===== Data to process =====

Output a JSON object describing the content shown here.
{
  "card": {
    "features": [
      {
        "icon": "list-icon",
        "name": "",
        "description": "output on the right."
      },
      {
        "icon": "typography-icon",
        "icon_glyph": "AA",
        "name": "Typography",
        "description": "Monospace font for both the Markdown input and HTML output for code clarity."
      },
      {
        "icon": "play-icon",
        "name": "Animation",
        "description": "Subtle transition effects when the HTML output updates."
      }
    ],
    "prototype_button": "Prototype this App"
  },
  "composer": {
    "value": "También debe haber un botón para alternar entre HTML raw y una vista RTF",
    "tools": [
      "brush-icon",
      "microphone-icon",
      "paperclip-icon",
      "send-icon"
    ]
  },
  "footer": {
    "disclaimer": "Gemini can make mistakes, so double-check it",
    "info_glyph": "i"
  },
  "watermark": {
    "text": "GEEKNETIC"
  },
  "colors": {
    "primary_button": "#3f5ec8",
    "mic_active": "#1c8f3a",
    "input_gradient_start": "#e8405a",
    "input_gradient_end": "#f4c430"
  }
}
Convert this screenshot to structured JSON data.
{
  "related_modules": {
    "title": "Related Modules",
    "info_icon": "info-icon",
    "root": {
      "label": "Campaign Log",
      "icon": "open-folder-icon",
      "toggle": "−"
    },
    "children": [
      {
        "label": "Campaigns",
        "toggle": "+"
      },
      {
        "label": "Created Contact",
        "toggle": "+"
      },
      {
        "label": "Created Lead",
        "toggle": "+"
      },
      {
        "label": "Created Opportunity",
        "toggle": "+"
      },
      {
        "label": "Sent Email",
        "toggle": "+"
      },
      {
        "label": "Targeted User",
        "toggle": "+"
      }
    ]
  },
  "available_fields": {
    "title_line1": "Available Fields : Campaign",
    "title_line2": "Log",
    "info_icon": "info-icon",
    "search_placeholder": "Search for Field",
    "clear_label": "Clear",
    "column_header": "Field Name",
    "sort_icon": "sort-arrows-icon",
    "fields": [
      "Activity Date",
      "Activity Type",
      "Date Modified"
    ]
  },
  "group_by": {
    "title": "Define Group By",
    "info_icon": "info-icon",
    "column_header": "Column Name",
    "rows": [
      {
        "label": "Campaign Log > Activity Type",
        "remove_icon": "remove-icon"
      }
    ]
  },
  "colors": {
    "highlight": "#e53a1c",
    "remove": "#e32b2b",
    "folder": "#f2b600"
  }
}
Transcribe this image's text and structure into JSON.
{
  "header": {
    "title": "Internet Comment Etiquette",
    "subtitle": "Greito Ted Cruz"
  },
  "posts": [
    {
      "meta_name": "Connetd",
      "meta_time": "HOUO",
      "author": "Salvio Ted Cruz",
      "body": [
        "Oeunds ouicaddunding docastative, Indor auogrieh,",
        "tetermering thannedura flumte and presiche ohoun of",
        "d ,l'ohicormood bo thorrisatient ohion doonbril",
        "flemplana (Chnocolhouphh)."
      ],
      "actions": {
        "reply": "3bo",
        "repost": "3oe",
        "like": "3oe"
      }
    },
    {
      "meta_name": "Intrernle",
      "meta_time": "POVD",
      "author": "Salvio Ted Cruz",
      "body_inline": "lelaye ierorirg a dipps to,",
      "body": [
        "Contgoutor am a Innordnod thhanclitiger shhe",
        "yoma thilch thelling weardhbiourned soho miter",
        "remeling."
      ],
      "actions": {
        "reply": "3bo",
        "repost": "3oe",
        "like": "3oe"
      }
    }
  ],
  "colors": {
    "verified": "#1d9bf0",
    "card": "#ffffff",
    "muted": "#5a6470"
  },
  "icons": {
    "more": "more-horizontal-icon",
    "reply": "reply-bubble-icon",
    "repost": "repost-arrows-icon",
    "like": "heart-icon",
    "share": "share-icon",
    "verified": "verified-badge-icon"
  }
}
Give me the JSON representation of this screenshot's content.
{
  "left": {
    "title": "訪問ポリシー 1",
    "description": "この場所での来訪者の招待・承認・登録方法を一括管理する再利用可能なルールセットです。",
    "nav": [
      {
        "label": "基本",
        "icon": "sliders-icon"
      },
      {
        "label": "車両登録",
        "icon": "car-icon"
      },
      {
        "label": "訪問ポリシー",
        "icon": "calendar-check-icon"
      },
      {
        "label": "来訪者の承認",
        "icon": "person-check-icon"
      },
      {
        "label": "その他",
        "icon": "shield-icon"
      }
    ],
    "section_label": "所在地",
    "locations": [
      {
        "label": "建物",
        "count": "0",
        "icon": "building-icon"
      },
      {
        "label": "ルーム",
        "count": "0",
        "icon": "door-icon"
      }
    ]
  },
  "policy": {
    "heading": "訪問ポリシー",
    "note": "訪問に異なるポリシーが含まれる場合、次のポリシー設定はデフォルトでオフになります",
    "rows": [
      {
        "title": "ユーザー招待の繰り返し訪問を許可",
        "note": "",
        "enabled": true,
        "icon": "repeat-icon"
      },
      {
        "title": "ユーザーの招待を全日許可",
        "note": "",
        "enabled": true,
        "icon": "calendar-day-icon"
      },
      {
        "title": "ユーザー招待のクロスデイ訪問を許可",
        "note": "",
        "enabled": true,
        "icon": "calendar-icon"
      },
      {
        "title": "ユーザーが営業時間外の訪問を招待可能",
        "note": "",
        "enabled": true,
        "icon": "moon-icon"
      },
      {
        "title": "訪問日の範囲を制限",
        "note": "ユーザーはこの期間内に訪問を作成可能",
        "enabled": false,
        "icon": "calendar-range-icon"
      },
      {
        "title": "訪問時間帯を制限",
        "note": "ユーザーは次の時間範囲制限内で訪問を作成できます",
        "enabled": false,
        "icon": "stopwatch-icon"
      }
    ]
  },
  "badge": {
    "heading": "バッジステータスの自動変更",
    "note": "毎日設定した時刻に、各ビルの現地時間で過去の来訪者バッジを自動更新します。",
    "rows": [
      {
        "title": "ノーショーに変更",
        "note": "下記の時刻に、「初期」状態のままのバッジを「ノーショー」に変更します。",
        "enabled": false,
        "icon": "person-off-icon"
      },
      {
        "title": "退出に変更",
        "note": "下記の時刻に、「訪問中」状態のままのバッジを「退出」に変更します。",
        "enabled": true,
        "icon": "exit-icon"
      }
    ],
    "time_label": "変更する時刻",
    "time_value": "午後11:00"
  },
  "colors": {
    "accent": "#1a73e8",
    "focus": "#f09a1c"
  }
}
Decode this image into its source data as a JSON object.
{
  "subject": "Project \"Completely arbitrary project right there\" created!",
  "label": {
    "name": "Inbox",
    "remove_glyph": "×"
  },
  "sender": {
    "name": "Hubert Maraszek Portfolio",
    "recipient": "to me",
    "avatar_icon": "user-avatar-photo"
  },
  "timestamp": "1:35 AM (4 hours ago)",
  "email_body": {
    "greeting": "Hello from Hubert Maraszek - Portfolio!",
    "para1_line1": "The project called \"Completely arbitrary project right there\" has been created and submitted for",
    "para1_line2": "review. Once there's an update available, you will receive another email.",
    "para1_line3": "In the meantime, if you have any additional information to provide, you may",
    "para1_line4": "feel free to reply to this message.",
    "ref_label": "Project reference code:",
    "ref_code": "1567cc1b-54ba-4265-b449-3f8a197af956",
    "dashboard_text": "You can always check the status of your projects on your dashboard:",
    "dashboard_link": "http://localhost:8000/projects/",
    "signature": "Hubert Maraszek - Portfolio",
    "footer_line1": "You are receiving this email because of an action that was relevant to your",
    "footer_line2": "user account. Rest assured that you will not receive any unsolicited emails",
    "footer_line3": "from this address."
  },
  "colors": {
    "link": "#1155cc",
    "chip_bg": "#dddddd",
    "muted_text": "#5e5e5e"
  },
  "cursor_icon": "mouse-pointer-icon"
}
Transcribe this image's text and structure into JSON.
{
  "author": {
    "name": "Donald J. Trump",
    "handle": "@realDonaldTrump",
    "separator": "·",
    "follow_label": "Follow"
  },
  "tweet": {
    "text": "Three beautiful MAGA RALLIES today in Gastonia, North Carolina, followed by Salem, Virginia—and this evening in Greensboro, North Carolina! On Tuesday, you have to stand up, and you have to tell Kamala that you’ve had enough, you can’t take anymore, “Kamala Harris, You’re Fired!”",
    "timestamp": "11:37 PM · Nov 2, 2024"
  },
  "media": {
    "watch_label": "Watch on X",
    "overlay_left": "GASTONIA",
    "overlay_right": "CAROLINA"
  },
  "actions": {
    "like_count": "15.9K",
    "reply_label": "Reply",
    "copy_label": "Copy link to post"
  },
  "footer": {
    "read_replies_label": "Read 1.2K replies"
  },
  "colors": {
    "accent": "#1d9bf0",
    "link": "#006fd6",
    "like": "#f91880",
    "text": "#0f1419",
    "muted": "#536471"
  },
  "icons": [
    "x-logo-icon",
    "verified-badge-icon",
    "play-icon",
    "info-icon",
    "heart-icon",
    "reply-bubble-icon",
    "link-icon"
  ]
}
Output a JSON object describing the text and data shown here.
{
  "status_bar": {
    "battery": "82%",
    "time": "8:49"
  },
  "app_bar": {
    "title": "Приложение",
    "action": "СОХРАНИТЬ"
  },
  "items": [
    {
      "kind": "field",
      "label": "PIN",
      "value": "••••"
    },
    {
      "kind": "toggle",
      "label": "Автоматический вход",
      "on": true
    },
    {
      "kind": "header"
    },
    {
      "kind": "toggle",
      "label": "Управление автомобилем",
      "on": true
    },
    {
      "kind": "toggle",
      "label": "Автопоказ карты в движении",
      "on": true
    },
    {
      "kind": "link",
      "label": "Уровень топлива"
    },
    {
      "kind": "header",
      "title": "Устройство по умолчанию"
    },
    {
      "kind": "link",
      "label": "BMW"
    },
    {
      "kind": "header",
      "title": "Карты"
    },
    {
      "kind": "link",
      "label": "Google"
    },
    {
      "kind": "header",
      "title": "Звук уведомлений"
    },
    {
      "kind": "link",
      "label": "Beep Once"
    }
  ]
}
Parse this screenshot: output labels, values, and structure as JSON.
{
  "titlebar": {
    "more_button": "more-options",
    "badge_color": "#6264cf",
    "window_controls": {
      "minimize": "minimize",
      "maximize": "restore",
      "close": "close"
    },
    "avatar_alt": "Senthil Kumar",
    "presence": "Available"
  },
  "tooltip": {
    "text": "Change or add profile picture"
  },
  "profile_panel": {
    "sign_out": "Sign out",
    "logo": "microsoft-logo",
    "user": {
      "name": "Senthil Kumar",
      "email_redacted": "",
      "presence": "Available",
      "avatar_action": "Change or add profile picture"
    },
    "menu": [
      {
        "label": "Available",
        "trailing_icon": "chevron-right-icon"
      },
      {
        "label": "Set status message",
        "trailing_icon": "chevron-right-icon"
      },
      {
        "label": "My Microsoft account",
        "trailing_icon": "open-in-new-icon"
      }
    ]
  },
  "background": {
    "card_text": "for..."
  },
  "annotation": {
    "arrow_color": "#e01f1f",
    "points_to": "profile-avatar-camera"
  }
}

=====

Your task
Return every line above in which the string "Activity" occurs.

Reply
      "Activity Date",
      "Activity Type",
        "label": "Campaign Log > Activity Type",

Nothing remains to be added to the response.